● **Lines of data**
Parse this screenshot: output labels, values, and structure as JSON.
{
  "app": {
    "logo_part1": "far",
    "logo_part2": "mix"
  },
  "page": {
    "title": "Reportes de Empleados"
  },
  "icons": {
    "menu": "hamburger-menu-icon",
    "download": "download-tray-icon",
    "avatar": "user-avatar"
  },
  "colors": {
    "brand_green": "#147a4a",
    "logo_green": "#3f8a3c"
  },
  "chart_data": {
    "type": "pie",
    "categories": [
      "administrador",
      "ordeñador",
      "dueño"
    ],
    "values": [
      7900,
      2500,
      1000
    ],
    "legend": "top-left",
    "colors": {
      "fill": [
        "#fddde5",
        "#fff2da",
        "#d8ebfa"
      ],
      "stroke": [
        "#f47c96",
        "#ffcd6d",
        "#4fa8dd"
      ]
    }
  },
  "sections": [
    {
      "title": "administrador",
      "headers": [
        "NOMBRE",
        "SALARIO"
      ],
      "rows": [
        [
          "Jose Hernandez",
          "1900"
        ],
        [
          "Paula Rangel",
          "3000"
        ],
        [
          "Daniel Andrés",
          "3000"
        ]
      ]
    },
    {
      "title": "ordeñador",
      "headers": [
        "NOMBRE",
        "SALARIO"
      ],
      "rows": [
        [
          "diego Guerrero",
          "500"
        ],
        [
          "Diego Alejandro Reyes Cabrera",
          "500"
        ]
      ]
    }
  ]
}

● **GOAL**
Each of the records should be retyped exactly.

● **SOLVED PROBLEM**
Parse this screenshot: output labels, values, and structure as JSON.
{
  "app": {
    "logo_part1": "far",
    "logo_part2": "mix"
  },
  "page": {
    "title": "Reportes de Empleados"
  },
  "icons": {
    "menu": "hamburger-menu-icon",
    "download": "download-tray-icon",
    "avatar": "user-avatar"
  },
  "colors": {
    "brand_green": "#147a4a",
    "logo_green": "#3f8a3c"
  },
  "chart_data": {
    "type": "pie",
    "categories": [
      "administrador",
      "ordeñador",
      "dueño"
    ],
    "values": [
      7900,
      2500,
      1000
    ],
    "legend": "top-left",
    "colors": {
      "fill": [
        "#fddde5",
        "#fff2da",
        "#d8ebfa"
      ],
      "stroke": [
        "#f47c96",
        "#ffcd6d",
        "#4fa8dd"
      ]
    }
  },
  "sections": [
    {
      "title": "administrador",
      "headers": [
        "NOMBRE",
        "SALARIO"
      ],
      "rows": [
        [
          "Jose Hernandez",
          "1900"
        ],
        [
          "Paula Rangel",
          "3000"
        ],
        [
          "Daniel Andrés",
          "3000"
        ]
      ]
    },
    {
      "title": "ordeñador",
      "headers": [
        "NOMBRE",
        "SALARIO"
      ],
      "rows": [
        [
          "diego Guerrero",
          "500"
        ],
        [
          "Diego Alejandro Reyes Cabrera",
          "500"
        ]
      ]
    }
  ]
}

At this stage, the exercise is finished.